YOUR INSTRUCTIONS =>
Repeat each entry as written, dropping any picture you find.

--------------------

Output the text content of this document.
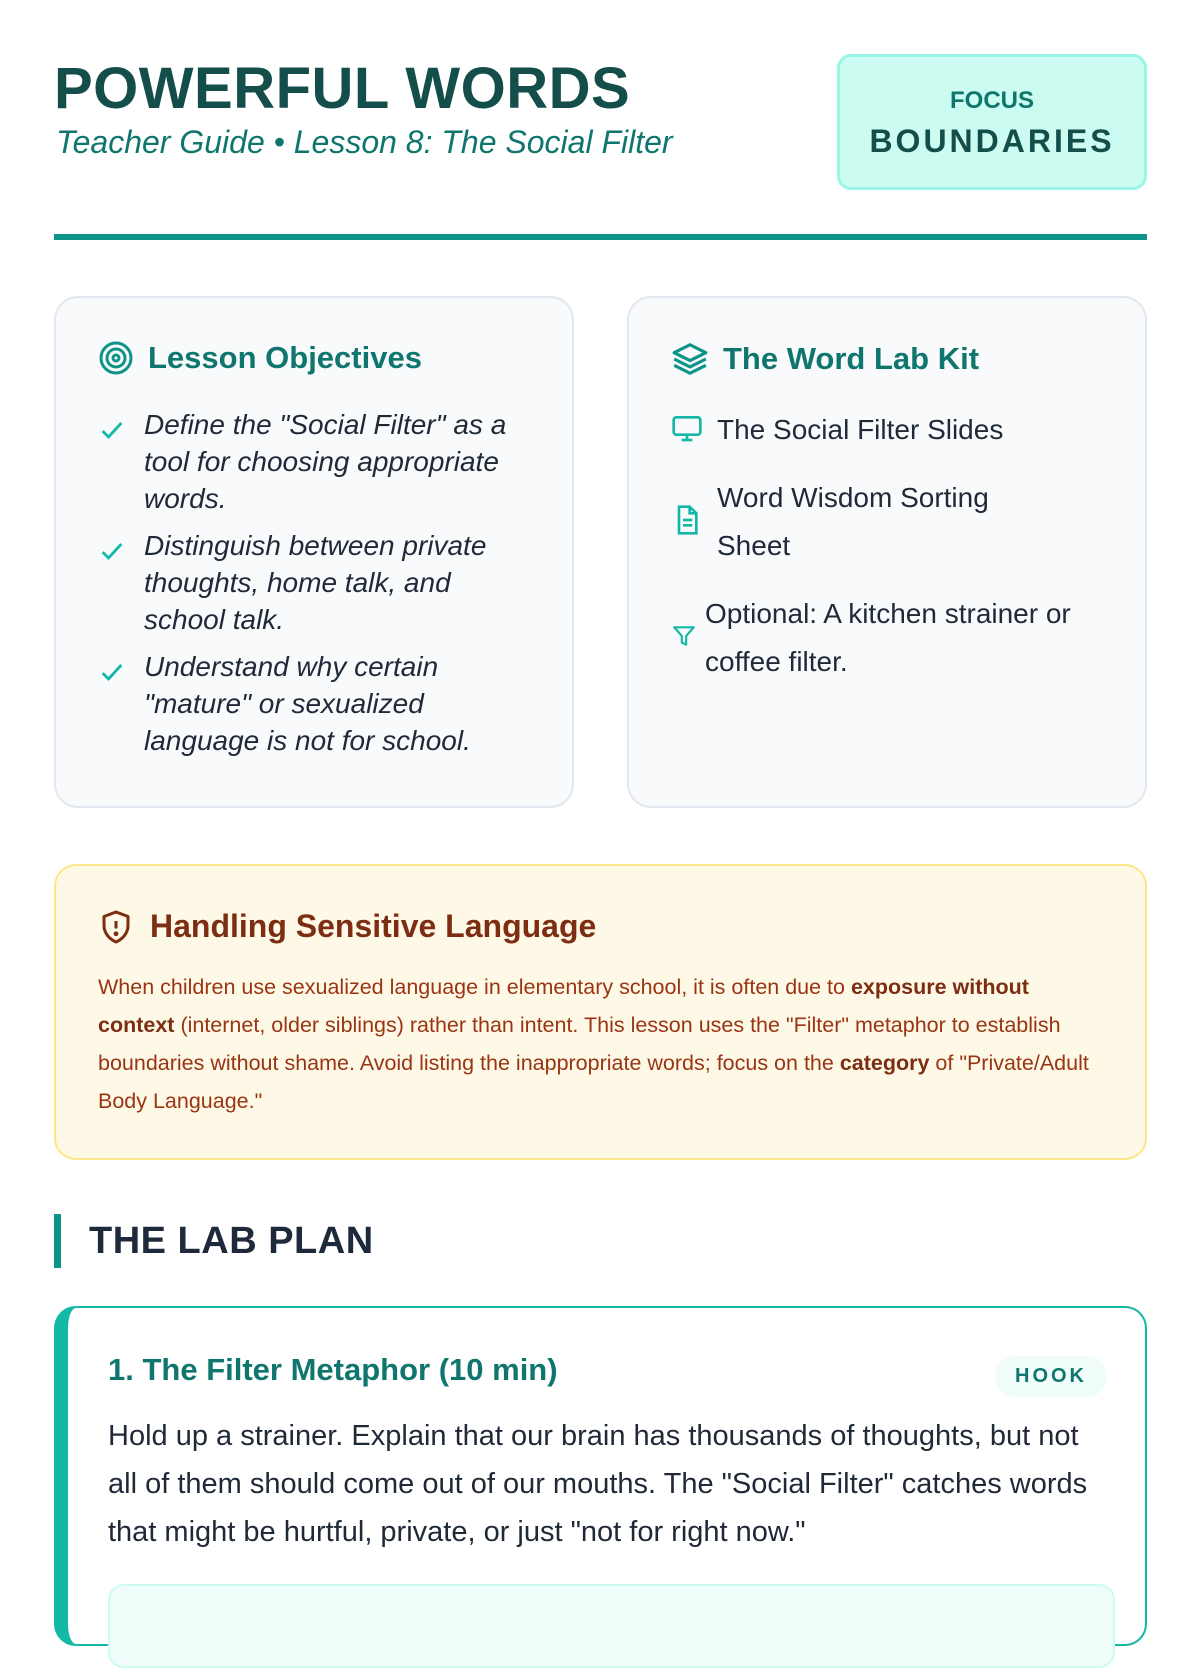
POWERFUL WORDS
Teacher Guide • Lesson 8: The Social Filter
FOCUS
BOUNDARIES
Lesson Objectives
Define the "Social Filter" as a tool for choosing appropriate words.
Distinguish between private thoughts, home talk, and school talk.
Understand why certain "mature" or sexualized language is not for school.
The Word Lab Kit
The Social Filter Slides
Word Wisdom Sorting Sheet
Optional: A kitchen strainer or coffee filter.
Handling Sensitive Language
When children use sexualized language in elementary school, it is often due to exposure without context (internet, older siblings) rather than intent. This lesson uses the "Filter" metaphor to establish boundaries without shame. Avoid listing the inappropriate words; focus on the category of "Private/Adult Body Language."
THE LAB PLAN
1. The Filter Metaphor (10 min)	HOOK
Hold up a strainer. Explain that our brain has thousands of thoughts, but not all of them should come out of our mouths. The "Social Filter" catches words that might be hurtful, private, or just "not for right now."
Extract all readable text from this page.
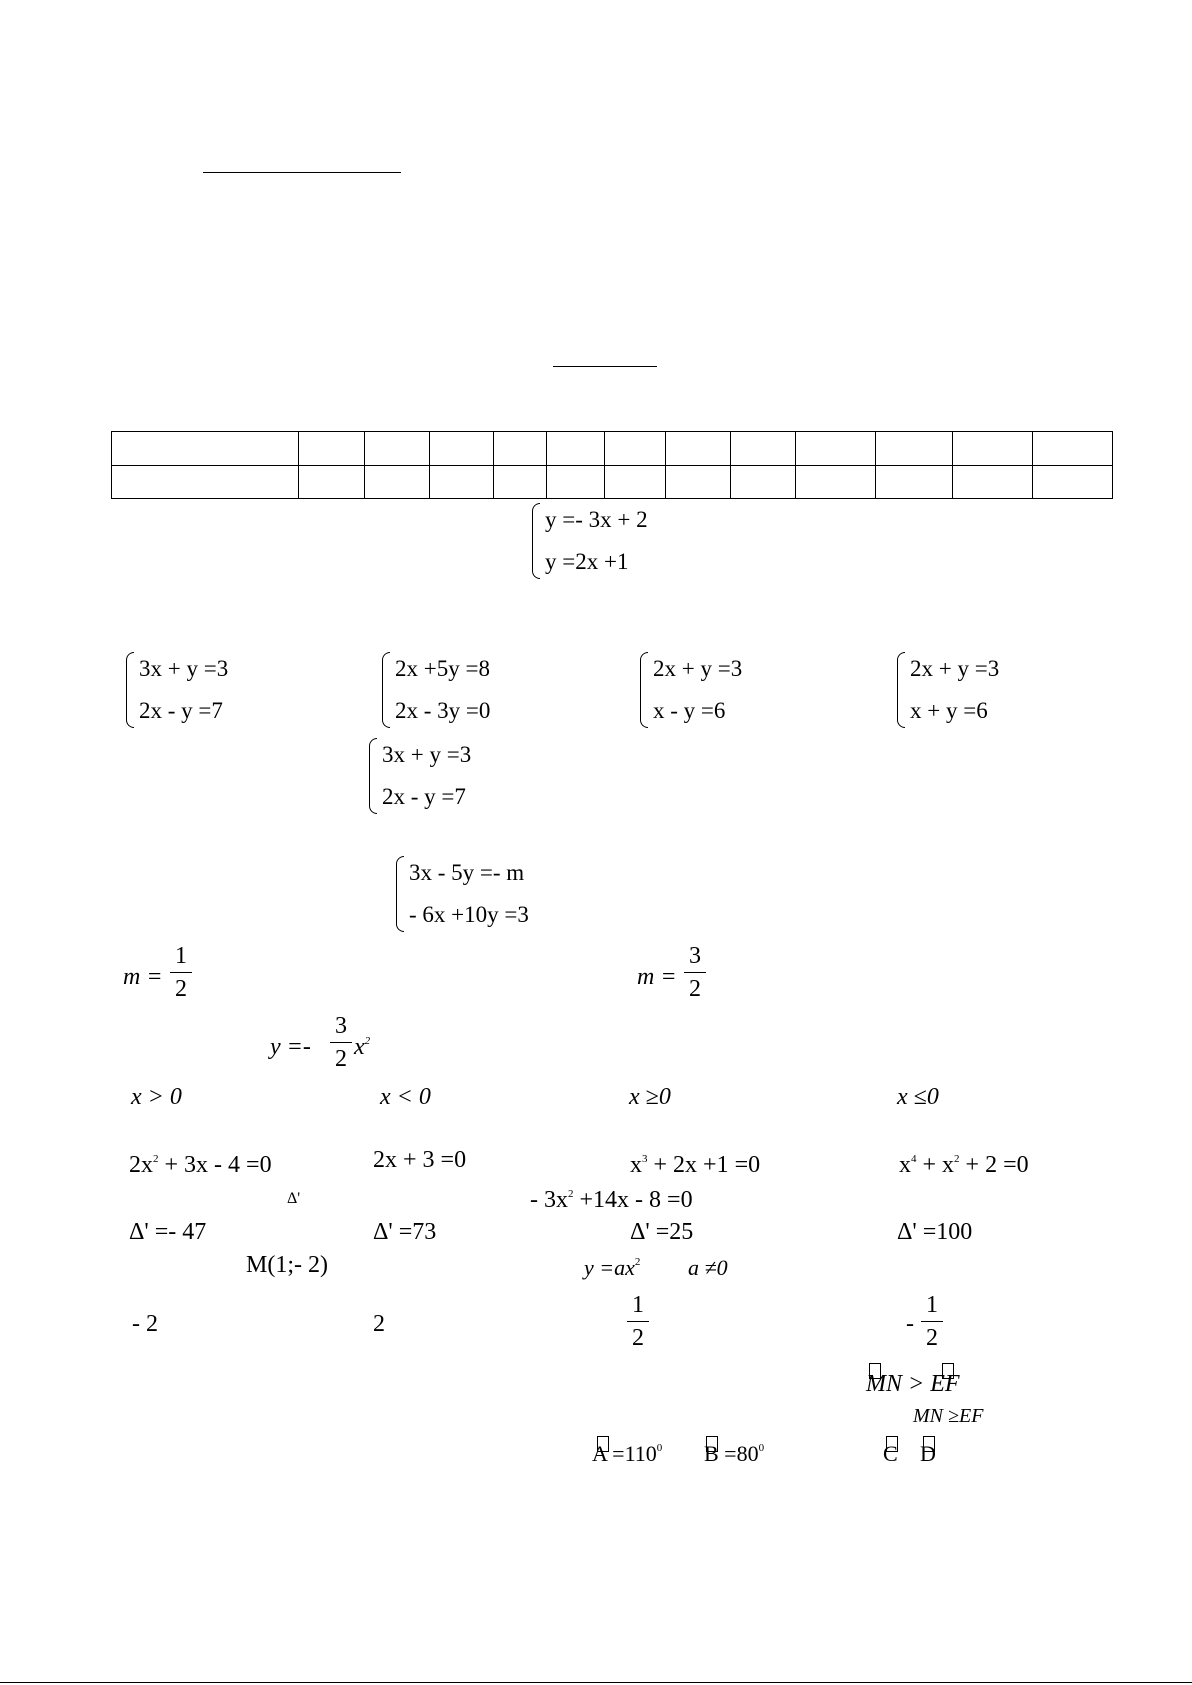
y =- 3x + 2
y =2x +1
3x + y =3
2x - y =7
2x +5y =8
2x - 3y =0
2x + y =3
x - y =6
2x + y =3
x + y =6
3x + y =3
2x - y =7
3x - 5y =- m
- 6x +10y =3
m =
1
2	m =
3
2
y =-
3
2 $x^2$
x > 0	x < 0	x ≥0	x ≤0
$2x^2 + 3x - 4 =0$	2x + 3 =0	$x^3 + 2x +1 =0$	$x^4 + x^2 + 2 =0$
Δ'	- $3x^2 +14x - 8 =0$
Δ' =- 47	Δ' =73	Δ' =25	Δ' =100
M(1;- 2)	$y =ax^2$ a ≠0
- 2	2
1
2
-
1
2
MN > EF
MN ≥EF
$A =110^0$ $B =80^0$	C D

--------------------

RESPONSE TO THE EXERCISE =>
Output the text content of this document.
POWERFUL WORDS
Teacher Guide • Lesson 8: The Social Filter
FOCUS
BOUNDARIES
Lesson Objectives
Define the "Social Filter" as a tool for choosing appropriate words.
Distinguish between private thoughts, home talk, and school talk.
Understand why certain "mature" or sexualized language is not for school.
The Word Lab Kit
The Social Filter Slides
Word Wisdom Sorting Sheet
Optional: A kitchen strainer or coffee filter.
Handling Sensitive Language
When children use sexualized language in elementary school, it is often due to exposure without context (internet, older siblings) rather than intent. This lesson uses the "Filter" metaphor to establish boundaries without shame. Avoid listing the inappropriate words; focus on the category of "Private/Adult Body Language."
THE LAB PLAN
1. The Filter Metaphor (10 min)	HOOK
Hold up a strainer. Explain that our brain has thousands of thoughts, but not all of them should come out of our mouths. The "Social Filter" catches words that might be hurtful, private, or just "not for right now."
Extract all readable text from this page.
y =- 3x + 2
y =2x +1
3x + y =3
2x - y =7
2x +5y =8
2x - 3y =0
2x + y =3
x - y =6
2x + y =3
x + y =6
3x + y =3
2x - y =7
3x - 5y =- m
- 6x +10y =3
m =
1
2	m =
3
2
y =-
3
2 $x^2$
x > 0	x < 0	x ≥0	x ≤0
$2x^2 + 3x - 4 =0$	2x + 3 =0	$x^3 + 2x +1 =0$	$x^4 + x^2 + 2 =0$
Δ'	- $3x^2 +14x - 8 =0$
Δ' =- 47	Δ' =73	Δ' =25	Δ' =100
M(1;- 2)	$y =ax^2$ a ≠0
- 2	2
1
2
-
1
2
MN > EF
MN ≥EF
$A =110^0$ $B =80^0$	C D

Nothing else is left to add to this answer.